◆ **Set problem**
Using the records provided below, locate and copy each line that contains the word "screenshot".

================

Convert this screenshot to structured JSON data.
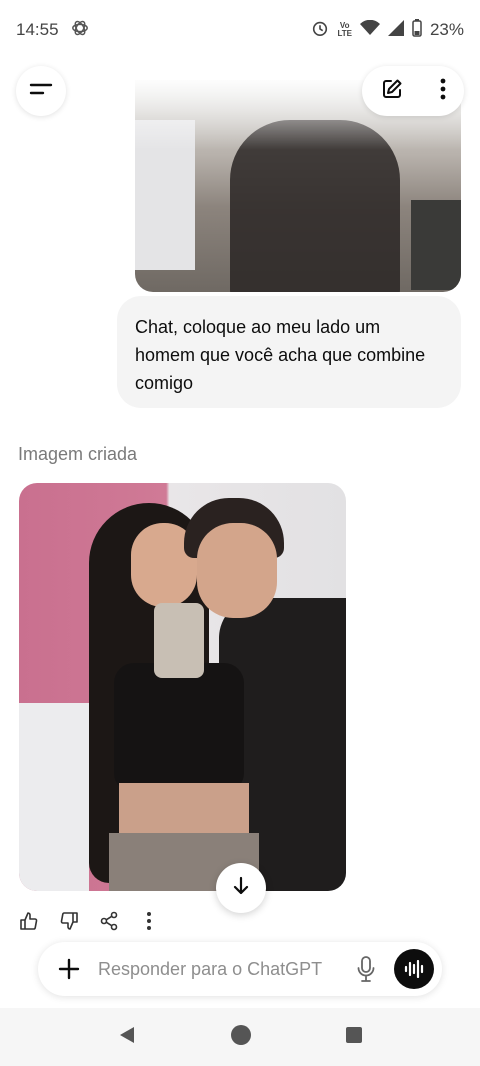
{
  "status_bar": {
    "time": "14:55",
    "network_label_top": "Vo",
    "network_label_bottom": "LTE",
    "battery": "23%",
    "icons": [
      "chatgpt-logo-icon",
      "alarm-icon",
      "wifi-icon",
      "signal-icon",
      "battery-icon"
    ]
  },
  "header": {
    "icons": [
      "menu-icon",
      "new-chat-icon",
      "more-vertical-icon"
    ]
  },
  "conversation": {
    "user_message": "Chat, coloque ao meu lado um homem que você acha que combine comigo",
    "image_caption": "Imagem criada"
  },
  "message_actions": {
    "icons": [
      "thumbs-up-icon",
      "thumbs-down-icon",
      "share-icon",
      "more-vertical-icon"
    ]
  },
  "composer": {
    "placeholder": "Responder para o ChatGPT",
    "icons": [
      "plus-icon",
      "mic-icon",
      "voice-mode-icon"
    ]
  },
  "nav_bar": {
    "icons": [
      "back-icon",
      "home-icon",
      "recents-icon"
    ]
  },
  "colors": {
    "bubble_bg": "#f4f4f4",
    "caption": "#7a7a7a",
    "voice_button": "#0d0d0d"
  }
}
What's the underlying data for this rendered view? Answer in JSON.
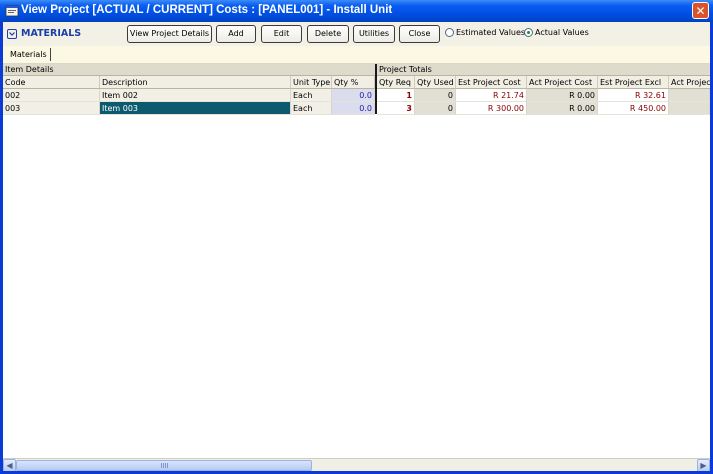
{
  "window": {
    "title": "View Project [ACTUAL / CURRENT] Costs : [PANEL001] - Install Unit"
  },
  "toolbar": {
    "section_title": "MATERIALS",
    "buttons": {
      "view_details": "View Project Details",
      "add": "Add",
      "edit": "Edit",
      "delete": "Delete",
      "utilities": "Utilities",
      "close": "Close"
    },
    "radio": {
      "estimated": "Estimated Values",
      "actual": "Actual Values",
      "selected": "actual"
    }
  },
  "tabs": {
    "materials": "Materials"
  },
  "grid": {
    "group_item": "Item Details",
    "group_totals": "Project Totals",
    "columns": [
      "Code",
      "Description",
      "Unit Type",
      "Qty %",
      "Qty Req",
      "Qty Used",
      "Est Project Cost",
      "Act Project Cost",
      "Est Project Excl",
      "Act Project"
    ],
    "rows": [
      {
        "code": "002",
        "description": "Item 002",
        "unit_type": "Each",
        "qty_pct": "0.0",
        "qty_req": "1",
        "qty_used": "0",
        "est_cost": "R 21.74",
        "act_cost": "R 0.00",
        "est_excl": "R 32.61",
        "act_excl": ""
      },
      {
        "code": "003",
        "description": "Item 003",
        "unit_type": "Each",
        "qty_pct": "0.0",
        "qty_req": "3",
        "qty_used": "0",
        "est_cost": "R 300.00",
        "act_cost": "R 0.00",
        "est_excl": "R 450.00",
        "act_excl": ""
      }
    ],
    "selected_row": 1
  }
}
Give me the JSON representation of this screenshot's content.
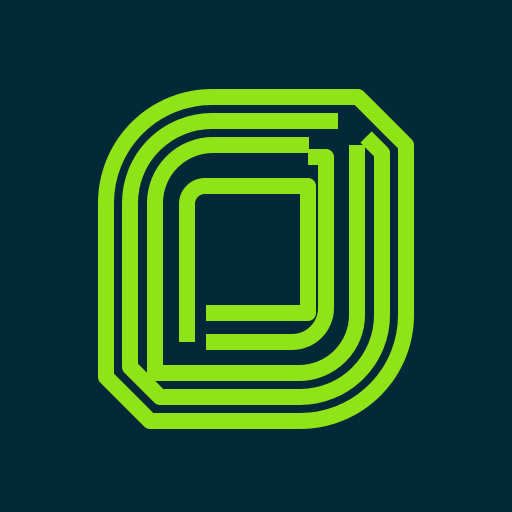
{
  "app": {
    "icon_name": "app-logo-icon",
    "background_color": "#032838",
    "accent_color": "#8EE416"
  }
}
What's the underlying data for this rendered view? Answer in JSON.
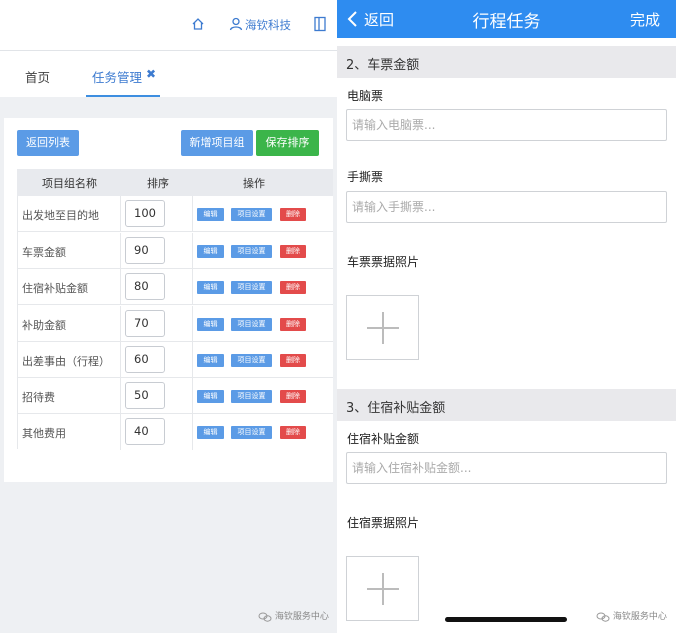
{
  "left": {
    "header": {
      "company": "海钦科技"
    },
    "tabs": {
      "home": "首页",
      "task": "任务管理",
      "close": "✖"
    },
    "buttons": {
      "back": "返回列表",
      "new_group": "新增项目组",
      "save_order": "保存排序"
    },
    "table": {
      "headers": [
        "项目组名称",
        "排序",
        "操作"
      ],
      "rows": [
        {
          "name": "出发地至目的地",
          "order": "100"
        },
        {
          "name": "车票金额",
          "order": "90"
        },
        {
          "name": "住宿补贴金额",
          "order": "80"
        },
        {
          "name": "补助金额",
          "order": "70"
        },
        {
          "name": "出差事由（行程）",
          "order": "60"
        },
        {
          "name": "招待费",
          "order": "50"
        },
        {
          "name": "其他费用",
          "order": "40"
        }
      ],
      "actions": {
        "edit": "编辑",
        "setting": "项目设置",
        "delete": "删除"
      }
    },
    "watermark": "海钦服务中心"
  },
  "right": {
    "navbar": {
      "back": "返回",
      "title": "行程任务",
      "done": "完成"
    },
    "section2": {
      "title": "2、车票金额",
      "field1_label": "电脑票",
      "field1_placeholder": "请输入电脑票...",
      "field2_label": "手撕票",
      "field2_placeholder": "请输入手撕票...",
      "photo_label": "车票票据照片"
    },
    "section3": {
      "title": "3、住宿补贴金额",
      "field1_label": "住宿补贴金额",
      "field1_placeholder": "请输入住宿补贴金额...",
      "photo_label": "住宿票据照片"
    },
    "watermark": "海钦服务中心"
  }
}
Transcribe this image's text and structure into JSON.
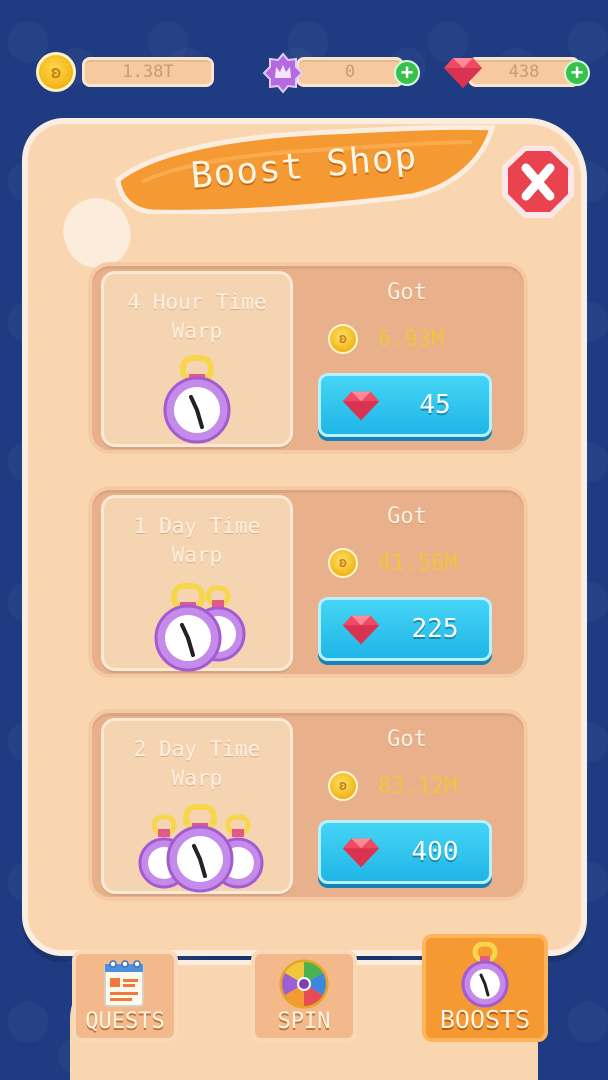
{
  "currencies": {
    "coins": {
      "icon": "butterfly-coin-icon",
      "value": "1.38T"
    },
    "crowns": {
      "icon": "crown-badge-icon",
      "value": "0"
    },
    "gems": {
      "icon": "ruby-gem-icon",
      "value": "438"
    }
  },
  "shop": {
    "title": "Boost Shop",
    "close_icon": "close-x-icon",
    "items": [
      {
        "name": "4 Hour Time Warp",
        "got_label": "Got",
        "reward": "6.93M",
        "price": "45",
        "timers": 1
      },
      {
        "name": "1 Day Time Warp",
        "got_label": "Got",
        "reward": "41.56M",
        "price": "225",
        "timers": 2
      },
      {
        "name": "2 Day Time Warp",
        "got_label": "Got",
        "reward": "83.12M",
        "price": "400",
        "timers": 3
      }
    ]
  },
  "nav": {
    "tabs": [
      {
        "label": "QUESTS",
        "icon": "quest-list-icon"
      },
      {
        "label": "SPIN",
        "icon": "spin-wheel-icon"
      },
      {
        "label": "BOOSTS",
        "icon": "stopwatch-icon",
        "active": true
      }
    ]
  },
  "colors": {
    "background": "#1f3c82",
    "panel": "#f9d6b0",
    "banner": "#f59a33",
    "buy_button": "#2cc3ee",
    "close_button": "#e8434f",
    "reward_text": "#f3c340"
  }
}
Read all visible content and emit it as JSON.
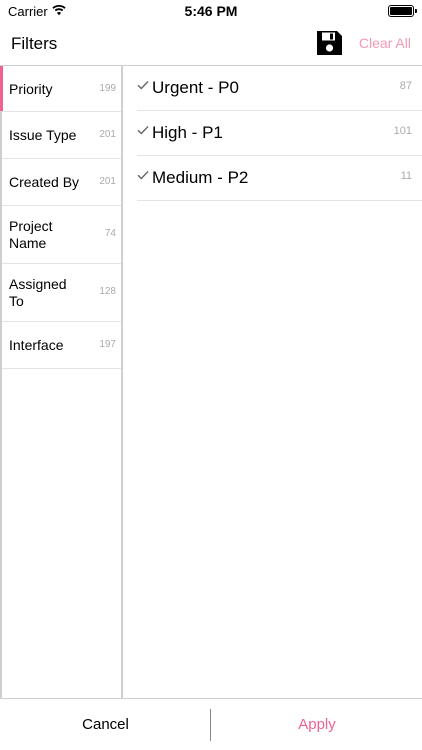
{
  "status_bar": {
    "carrier": "Carrier",
    "time": "5:46 PM"
  },
  "header": {
    "title": "Filters",
    "save_icon": "floppy-disk-icon",
    "clear_all_label": "Clear All",
    "accent_color": "#f06292"
  },
  "categories": [
    {
      "label": "Priority",
      "count": "199",
      "selected": true
    },
    {
      "label": "Issue Type",
      "count": "201"
    },
    {
      "label": "Created By",
      "count": "201"
    },
    {
      "label": "Project Name",
      "count": "74"
    },
    {
      "label": "Assigned To",
      "count": "128"
    },
    {
      "label": "Interface",
      "count": "197"
    }
  ],
  "options": [
    {
      "label": "Urgent - P0",
      "count": "87",
      "checked": true
    },
    {
      "label": "High - P1",
      "count": "101",
      "checked": true
    },
    {
      "label": "Medium - P2",
      "count": "11",
      "checked": true
    }
  ],
  "footer": {
    "cancel_label": "Cancel",
    "apply_label": "Apply"
  }
}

================

◆ **The output**
Convert this screenshot to structured JSON data.
Give me the JSON representation of this screenshot's content.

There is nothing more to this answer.